→ Exercise details:
Exact repetition is required: output every record in full.

(Dataset entries)
════════

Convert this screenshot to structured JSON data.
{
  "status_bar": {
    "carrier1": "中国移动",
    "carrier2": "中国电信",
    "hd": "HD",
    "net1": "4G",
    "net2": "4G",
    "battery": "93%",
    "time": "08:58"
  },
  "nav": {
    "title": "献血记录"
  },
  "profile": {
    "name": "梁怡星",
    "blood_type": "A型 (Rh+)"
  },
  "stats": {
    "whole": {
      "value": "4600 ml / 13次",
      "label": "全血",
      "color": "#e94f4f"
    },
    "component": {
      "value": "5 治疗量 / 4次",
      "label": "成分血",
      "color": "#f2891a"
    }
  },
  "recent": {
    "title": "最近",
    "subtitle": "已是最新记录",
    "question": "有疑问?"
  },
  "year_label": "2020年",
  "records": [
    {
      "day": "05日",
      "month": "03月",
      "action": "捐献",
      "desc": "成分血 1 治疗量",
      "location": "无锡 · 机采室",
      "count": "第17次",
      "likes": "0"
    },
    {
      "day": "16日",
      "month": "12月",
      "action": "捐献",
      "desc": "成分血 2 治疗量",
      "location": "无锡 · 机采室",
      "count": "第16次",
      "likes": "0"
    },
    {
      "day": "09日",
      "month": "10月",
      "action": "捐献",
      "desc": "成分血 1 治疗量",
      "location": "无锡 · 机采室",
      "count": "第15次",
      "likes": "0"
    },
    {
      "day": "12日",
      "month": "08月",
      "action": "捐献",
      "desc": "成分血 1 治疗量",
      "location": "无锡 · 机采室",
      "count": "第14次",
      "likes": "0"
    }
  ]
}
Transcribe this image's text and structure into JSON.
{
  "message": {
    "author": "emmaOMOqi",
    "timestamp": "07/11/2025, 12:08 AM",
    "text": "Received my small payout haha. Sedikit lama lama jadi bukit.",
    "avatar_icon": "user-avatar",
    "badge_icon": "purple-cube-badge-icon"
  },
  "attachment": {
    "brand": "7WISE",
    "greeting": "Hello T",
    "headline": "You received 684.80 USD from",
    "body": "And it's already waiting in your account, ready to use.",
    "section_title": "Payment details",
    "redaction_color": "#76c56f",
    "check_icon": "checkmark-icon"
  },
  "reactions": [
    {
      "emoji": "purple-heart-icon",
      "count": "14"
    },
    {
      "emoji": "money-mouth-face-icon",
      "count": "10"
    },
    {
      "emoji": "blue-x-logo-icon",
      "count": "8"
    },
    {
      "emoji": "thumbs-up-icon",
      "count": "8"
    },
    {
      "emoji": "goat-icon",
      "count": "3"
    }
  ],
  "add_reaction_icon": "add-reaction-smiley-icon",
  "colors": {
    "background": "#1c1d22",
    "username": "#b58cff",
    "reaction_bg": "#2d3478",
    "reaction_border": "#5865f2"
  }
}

════════

→ Response for this exercise:
Convert this screenshot to structured JSON data.
{
  "status_bar": {
    "carrier1": "中国移动",
    "carrier2": "中国电信",
    "hd": "HD",
    "net1": "4G",
    "net2": "4G",
    "battery": "93%",
    "time": "08:58"
  },
  "nav": {
    "title": "献血记录"
  },
  "profile": {
    "name": "梁怡星",
    "blood_type": "A型 (Rh+)"
  },
  "stats": {
    "whole": {
      "value": "4600 ml / 13次",
      "label": "全血",
      "color": "#e94f4f"
    },
    "component": {
      "value": "5 治疗量 / 4次",
      "label": "成分血",
      "color": "#f2891a"
    }
  },
  "recent": {
    "title": "最近",
    "subtitle": "已是最新记录",
    "question": "有疑问?"
  },
  "year_label": "2020年",
  "records": [
    {
      "day": "05日",
      "month": "03月",
      "action": "捐献",
      "desc": "成分血 1 治疗量",
      "location": "无锡 · 机采室",
      "count": "第17次",
      "likes": "0"
    },
    {
      "day": "16日",
      "month": "12月",
      "action": "捐献",
      "desc": "成分血 2 治疗量",
      "location": "无锡 · 机采室",
      "count": "第16次",
      "likes": "0"
    },
    {
      "day": "09日",
      "month": "10月",
      "action": "捐献",
      "desc": "成分血 1 治疗量",
      "location": "无锡 · 机采室",
      "count": "第15次",
      "likes": "0"
    },
    {
      "day": "12日",
      "month": "08月",
      "action": "捐献",
      "desc": "成分血 1 治疗量",
      "location": "无锡 · 机采室",
      "count": "第14次",
      "likes": "0"
    }
  ]
}
Transcribe this image's text and structure into JSON.
{
  "message": {
    "author": "emmaOMOqi",
    "timestamp": "07/11/2025, 12:08 AM",
    "text": "Received my small payout haha. Sedikit lama lama jadi bukit.",
    "avatar_icon": "user-avatar",
    "badge_icon": "purple-cube-badge-icon"
  },
  "attachment": {
    "brand": "7WISE",
    "greeting": "Hello T",
    "headline": "You received 684.80 USD from",
    "body": "And it's already waiting in your account, ready to use.",
    "section_title": "Payment details",
    "redaction_color": "#76c56f",
    "check_icon": "checkmark-icon"
  },
  "reactions": [
    {
      "emoji": "purple-heart-icon",
      "count": "14"
    },
    {
      "emoji": "money-mouth-face-icon",
      "count": "10"
    },
    {
      "emoji": "blue-x-logo-icon",
      "count": "8"
    },
    {
      "emoji": "thumbs-up-icon",
      "count": "8"
    },
    {
      "emoji": "goat-icon",
      "count": "3"
    }
  ],
  "add_reaction_icon": "add-reaction-smiley-icon",
  "colors": {
    "background": "#1c1d22",
    "username": "#b58cff",
    "reaction_bg": "#2d3478",
    "reaction_border": "#5865f2"
  }
}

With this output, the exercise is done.